Write out each line of the material again, word for word.
** Begin Data excerpts **
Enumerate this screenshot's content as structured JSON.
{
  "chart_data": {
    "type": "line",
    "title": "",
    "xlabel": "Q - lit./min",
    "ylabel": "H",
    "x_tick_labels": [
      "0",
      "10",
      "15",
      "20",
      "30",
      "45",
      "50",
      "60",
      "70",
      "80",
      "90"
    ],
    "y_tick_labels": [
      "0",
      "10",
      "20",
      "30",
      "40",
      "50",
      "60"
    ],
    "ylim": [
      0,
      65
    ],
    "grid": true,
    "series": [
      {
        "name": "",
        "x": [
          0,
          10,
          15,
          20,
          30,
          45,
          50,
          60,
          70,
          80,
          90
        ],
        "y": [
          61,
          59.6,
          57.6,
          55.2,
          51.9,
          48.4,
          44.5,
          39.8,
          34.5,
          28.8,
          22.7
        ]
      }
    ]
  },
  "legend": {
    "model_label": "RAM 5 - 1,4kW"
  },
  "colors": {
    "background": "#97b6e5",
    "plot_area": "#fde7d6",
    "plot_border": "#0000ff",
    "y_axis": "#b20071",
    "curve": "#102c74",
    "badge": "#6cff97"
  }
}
** End Data excerpts **
» Exercise response
Enumerate this screenshot's content as structured JSON.
{
  "chart_data": {
    "type": "line",
    "title": "",
    "xlabel": "Q - lit./min",
    "ylabel": "H",
    "x_tick_labels": [
      "0",
      "10",
      "15",
      "20",
      "30",
      "45",
      "50",
      "60",
      "70",
      "80",
      "90"
    ],
    "y_tick_labels": [
      "0",
      "10",
      "20",
      "30",
      "40",
      "50",
      "60"
    ],
    "ylim": [
      0,
      65
    ],
    "grid": true,
    "series": [
      {
        "name": "",
        "x": [
          0,
          10,
          15,
          20,
          30,
          45,
          50,
          60,
          70,
          80,
          90
        ],
        "y": [
          61,
          59.6,
          57.6,
          55.2,
          51.9,
          48.4,
          44.5,
          39.8,
          34.5,
          28.8,
          22.7
        ]
      }
    ]
  },
  "legend": {
    "model_label": "RAM 5 - 1,4kW"
  },
  "colors": {
    "background": "#97b6e5",
    "plot_area": "#fde7d6",
    "plot_border": "#0000ff",
    "y_axis": "#b20071",
    "curve": "#102c74",
    "badge": "#6cff97"
  }
}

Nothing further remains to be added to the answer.